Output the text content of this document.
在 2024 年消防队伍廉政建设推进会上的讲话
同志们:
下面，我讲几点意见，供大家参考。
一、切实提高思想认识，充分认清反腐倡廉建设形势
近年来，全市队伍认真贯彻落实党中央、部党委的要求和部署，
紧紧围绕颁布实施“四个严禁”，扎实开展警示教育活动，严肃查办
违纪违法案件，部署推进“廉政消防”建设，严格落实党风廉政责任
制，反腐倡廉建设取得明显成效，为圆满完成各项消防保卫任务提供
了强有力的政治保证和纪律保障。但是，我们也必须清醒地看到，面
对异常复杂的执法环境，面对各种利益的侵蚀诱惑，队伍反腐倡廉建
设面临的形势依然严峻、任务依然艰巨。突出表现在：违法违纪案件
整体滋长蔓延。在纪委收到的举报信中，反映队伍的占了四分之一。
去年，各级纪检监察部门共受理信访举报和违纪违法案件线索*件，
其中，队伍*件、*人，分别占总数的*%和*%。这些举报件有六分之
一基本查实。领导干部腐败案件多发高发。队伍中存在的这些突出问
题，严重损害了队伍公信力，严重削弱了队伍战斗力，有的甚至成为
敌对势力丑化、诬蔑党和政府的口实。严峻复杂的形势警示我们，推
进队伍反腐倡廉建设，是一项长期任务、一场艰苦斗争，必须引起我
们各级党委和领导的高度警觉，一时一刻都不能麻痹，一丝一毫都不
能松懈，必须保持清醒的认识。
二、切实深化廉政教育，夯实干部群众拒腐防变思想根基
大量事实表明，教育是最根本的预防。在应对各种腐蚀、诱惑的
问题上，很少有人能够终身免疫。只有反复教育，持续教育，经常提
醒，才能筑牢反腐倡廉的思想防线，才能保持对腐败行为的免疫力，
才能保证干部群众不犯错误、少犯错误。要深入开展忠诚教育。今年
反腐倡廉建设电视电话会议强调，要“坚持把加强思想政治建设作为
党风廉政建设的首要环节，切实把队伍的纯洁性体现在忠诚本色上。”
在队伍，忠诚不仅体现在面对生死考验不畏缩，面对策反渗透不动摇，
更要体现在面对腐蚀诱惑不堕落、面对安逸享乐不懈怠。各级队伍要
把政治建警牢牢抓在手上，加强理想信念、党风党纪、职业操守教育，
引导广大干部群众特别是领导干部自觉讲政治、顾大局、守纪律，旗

_JOB_. Make an exact copy of every entry.

_COMPLETE OUTPUT_.
Output the text content of this document.
在 2024 年消防队伍廉政建设推进会上的讲话
同志们:
下面，我讲几点意见，供大家参考。
一、切实提高思想认识，充分认清反腐倡廉建设形势
近年来，全市队伍认真贯彻落实党中央、部党委的要求和部署，
紧紧围绕颁布实施“四个严禁”，扎实开展警示教育活动，严肃查办
违纪违法案件，部署推进“廉政消防”建设，严格落实党风廉政责任
制，反腐倡廉建设取得明显成效，为圆满完成各项消防保卫任务提供
了强有力的政治保证和纪律保障。但是，我们也必须清醒地看到，面
对异常复杂的执法环境，面对各种利益的侵蚀诱惑，队伍反腐倡廉建
设面临的形势依然严峻、任务依然艰巨。突出表现在：违法违纪案件
整体滋长蔓延。在纪委收到的举报信中，反映队伍的占了四分之一。
去年，各级纪检监察部门共受理信访举报和违纪违法案件线索*件，
其中，队伍*件、*人，分别占总数的*%和*%。这些举报件有六分之
一基本查实。领导干部腐败案件多发高发。队伍中存在的这些突出问
题，严重损害了队伍公信力，严重削弱了队伍战斗力，有的甚至成为
敌对势力丑化、诬蔑党和政府的口实。严峻复杂的形势警示我们，推
进队伍反腐倡廉建设，是一项长期任务、一场艰苦斗争，必须引起我
们各级党委和领导的高度警觉，一时一刻都不能麻痹，一丝一毫都不
能松懈，必须保持清醒的认识。
二、切实深化廉政教育，夯实干部群众拒腐防变思想根基
大量事实表明，教育是最根本的预防。在应对各种腐蚀、诱惑的
问题上，很少有人能够终身免疫。只有反复教育，持续教育，经常提
醒，才能筑牢反腐倡廉的思想防线，才能保持对腐败行为的免疫力，
才能保证干部群众不犯错误、少犯错误。要深入开展忠诚教育。今年
反腐倡廉建设电视电话会议强调，要“坚持把加强思想政治建设作为
党风廉政建设的首要环节，切实把队伍的纯洁性体现在忠诚本色上。”
在队伍，忠诚不仅体现在面对生死考验不畏缩，面对策反渗透不动摇，
更要体现在面对腐蚀诱惑不堕落、面对安逸享乐不懈怠。各级队伍要
把政治建警牢牢抓在手上，加强理想信念、党风党纪、职业操守教育，
引导广大干部群众特别是领导干部自觉讲政治、顾大局、守纪律，旗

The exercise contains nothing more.